In the material below, find every line with "this" and pull it out.

— BEGIN GIVEN INFORMATION —

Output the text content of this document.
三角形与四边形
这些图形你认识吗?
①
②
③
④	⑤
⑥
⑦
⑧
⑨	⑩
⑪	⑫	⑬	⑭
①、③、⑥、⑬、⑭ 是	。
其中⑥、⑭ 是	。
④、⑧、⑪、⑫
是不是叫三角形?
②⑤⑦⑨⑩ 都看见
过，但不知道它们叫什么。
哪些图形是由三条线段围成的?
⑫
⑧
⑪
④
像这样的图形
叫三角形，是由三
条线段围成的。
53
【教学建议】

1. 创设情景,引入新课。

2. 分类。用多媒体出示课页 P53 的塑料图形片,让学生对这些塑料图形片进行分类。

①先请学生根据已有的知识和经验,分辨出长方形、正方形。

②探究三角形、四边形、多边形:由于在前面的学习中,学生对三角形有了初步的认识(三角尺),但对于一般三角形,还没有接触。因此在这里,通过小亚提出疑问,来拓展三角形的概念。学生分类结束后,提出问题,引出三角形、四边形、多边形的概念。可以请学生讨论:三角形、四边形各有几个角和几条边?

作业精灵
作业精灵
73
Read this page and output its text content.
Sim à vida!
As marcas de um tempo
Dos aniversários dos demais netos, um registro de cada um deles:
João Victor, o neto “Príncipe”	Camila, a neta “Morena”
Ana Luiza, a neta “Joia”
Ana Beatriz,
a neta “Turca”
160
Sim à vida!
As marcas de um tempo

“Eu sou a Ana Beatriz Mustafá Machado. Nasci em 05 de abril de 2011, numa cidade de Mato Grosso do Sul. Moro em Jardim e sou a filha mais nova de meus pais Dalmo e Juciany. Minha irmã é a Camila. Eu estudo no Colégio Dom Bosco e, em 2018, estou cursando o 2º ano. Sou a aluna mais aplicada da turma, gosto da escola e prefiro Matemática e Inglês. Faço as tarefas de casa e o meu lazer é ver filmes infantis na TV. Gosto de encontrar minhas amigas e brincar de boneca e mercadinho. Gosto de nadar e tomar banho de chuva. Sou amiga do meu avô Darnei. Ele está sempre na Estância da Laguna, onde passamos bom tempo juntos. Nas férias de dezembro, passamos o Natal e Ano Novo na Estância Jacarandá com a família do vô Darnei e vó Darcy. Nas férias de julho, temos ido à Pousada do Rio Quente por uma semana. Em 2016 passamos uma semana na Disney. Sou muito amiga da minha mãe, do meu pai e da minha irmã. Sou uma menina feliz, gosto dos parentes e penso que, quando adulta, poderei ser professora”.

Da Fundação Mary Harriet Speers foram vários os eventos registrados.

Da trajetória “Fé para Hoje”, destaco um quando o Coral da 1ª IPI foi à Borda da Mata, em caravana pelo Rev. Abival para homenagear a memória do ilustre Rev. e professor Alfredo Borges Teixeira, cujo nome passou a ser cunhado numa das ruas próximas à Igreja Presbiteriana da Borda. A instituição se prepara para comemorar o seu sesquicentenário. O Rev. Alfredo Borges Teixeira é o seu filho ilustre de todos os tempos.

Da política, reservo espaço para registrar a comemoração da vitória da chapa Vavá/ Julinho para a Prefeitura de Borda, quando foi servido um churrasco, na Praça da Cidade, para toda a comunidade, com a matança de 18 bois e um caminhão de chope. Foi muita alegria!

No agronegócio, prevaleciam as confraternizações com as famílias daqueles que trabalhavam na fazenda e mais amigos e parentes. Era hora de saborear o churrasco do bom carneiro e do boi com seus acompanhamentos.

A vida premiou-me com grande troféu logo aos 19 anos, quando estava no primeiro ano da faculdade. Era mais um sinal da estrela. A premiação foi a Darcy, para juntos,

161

— END GIVEN INFORMATION —

FULL SOLUTION:
Output the text content of this document.
Read this page and output its text content.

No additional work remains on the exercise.